** GIVEN INSTRUCTION **
Work through the data below line by line and say how many lines hold "Блок"; give only the number.

[Dataset items]
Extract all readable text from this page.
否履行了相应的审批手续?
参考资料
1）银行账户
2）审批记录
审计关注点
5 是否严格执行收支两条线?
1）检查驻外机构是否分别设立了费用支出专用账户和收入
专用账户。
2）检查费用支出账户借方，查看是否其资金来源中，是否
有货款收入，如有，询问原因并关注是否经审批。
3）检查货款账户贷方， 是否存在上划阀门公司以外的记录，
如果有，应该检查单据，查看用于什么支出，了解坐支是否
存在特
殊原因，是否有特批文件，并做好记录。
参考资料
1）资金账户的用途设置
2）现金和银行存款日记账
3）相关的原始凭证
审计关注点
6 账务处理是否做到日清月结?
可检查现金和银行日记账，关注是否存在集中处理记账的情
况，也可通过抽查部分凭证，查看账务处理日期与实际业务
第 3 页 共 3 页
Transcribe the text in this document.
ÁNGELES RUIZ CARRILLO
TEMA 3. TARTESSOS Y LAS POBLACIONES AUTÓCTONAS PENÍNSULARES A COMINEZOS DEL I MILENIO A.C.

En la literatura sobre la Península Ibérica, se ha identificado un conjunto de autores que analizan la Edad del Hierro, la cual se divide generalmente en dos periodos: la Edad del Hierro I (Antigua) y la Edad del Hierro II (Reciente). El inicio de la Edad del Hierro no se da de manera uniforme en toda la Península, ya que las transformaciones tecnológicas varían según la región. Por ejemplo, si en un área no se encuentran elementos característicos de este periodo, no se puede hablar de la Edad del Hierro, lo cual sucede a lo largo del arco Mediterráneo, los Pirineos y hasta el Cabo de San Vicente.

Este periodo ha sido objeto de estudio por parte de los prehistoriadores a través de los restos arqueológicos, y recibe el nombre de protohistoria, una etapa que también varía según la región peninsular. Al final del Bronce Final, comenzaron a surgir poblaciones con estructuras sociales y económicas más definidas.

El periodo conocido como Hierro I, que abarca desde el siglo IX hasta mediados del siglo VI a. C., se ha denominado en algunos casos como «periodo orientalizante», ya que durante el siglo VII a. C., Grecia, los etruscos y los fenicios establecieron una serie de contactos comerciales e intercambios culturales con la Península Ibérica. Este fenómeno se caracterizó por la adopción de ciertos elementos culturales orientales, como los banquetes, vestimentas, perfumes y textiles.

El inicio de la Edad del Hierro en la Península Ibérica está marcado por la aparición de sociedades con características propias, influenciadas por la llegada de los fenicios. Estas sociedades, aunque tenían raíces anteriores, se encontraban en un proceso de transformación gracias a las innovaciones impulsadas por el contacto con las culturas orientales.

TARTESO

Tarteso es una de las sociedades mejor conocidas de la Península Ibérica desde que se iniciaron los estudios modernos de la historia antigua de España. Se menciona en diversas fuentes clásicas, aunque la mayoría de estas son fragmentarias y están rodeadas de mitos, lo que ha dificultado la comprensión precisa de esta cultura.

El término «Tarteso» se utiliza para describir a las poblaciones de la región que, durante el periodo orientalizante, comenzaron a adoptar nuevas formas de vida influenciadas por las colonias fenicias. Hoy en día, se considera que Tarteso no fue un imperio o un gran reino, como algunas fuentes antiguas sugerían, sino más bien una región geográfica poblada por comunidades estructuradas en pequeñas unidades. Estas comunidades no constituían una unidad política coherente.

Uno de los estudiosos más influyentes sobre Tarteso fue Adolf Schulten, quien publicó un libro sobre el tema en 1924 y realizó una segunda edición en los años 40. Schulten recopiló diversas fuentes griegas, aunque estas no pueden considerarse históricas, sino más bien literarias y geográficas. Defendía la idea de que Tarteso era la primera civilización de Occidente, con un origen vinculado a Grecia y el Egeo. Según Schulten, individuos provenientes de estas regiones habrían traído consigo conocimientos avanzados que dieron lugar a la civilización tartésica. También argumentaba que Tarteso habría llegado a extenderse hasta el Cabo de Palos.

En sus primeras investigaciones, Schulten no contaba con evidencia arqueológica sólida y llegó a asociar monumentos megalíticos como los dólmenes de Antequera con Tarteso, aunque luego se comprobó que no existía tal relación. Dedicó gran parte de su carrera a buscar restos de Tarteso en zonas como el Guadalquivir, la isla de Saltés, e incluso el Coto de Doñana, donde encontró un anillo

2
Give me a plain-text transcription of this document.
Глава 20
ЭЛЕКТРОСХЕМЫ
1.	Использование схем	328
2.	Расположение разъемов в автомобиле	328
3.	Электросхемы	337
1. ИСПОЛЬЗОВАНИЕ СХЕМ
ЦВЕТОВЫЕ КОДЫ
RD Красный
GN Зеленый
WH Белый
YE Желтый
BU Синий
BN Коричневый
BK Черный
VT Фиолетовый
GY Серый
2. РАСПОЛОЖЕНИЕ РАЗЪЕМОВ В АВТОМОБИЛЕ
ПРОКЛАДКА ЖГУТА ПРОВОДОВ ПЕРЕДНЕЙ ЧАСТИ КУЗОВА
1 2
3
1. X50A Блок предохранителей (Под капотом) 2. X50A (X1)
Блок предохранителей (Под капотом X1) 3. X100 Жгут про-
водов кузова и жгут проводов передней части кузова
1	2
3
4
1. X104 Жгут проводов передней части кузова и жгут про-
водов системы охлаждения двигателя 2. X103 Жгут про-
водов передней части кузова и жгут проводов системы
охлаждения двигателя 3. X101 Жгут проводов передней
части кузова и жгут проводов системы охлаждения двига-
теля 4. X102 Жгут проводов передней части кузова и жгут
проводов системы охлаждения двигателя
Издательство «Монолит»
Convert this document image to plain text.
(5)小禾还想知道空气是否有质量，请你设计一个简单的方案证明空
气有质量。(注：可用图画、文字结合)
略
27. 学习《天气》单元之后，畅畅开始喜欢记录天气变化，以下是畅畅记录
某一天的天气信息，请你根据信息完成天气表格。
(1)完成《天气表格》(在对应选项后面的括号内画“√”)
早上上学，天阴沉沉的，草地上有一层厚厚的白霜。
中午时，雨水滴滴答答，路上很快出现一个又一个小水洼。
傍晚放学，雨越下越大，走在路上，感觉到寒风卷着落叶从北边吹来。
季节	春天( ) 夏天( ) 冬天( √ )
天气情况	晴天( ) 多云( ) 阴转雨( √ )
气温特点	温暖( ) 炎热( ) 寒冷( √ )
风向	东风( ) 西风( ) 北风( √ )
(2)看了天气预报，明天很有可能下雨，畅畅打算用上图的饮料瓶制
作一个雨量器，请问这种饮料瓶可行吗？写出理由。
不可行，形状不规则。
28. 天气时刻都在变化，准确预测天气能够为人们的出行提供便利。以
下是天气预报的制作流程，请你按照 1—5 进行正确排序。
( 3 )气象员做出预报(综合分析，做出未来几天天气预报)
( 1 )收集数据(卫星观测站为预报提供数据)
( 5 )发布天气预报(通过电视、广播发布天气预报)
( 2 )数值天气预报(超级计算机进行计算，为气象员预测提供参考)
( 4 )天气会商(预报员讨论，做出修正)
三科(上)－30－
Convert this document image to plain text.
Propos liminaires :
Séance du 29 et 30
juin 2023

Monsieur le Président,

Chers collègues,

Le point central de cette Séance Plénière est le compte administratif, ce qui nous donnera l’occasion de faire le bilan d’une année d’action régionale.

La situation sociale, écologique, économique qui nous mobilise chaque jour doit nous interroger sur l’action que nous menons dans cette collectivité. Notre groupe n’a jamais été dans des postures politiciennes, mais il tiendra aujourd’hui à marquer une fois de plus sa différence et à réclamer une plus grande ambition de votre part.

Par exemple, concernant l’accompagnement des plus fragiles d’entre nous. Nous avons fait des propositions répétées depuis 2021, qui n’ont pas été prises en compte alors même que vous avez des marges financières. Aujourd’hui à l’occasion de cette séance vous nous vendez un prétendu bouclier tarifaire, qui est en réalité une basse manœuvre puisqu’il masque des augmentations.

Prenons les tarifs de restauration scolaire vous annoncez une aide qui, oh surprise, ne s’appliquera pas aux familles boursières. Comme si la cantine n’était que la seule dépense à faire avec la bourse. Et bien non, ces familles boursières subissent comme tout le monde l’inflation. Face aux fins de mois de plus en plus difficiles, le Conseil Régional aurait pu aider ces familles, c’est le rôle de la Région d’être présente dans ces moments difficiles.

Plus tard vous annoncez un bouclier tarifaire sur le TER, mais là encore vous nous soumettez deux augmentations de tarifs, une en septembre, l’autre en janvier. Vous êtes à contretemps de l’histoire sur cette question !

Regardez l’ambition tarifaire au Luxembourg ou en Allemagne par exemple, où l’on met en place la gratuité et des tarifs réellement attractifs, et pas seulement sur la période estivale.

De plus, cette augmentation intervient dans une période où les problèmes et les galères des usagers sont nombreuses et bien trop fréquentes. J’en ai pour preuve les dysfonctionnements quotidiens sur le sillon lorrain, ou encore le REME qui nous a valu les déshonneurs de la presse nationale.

** ANSWER IN FULL **
2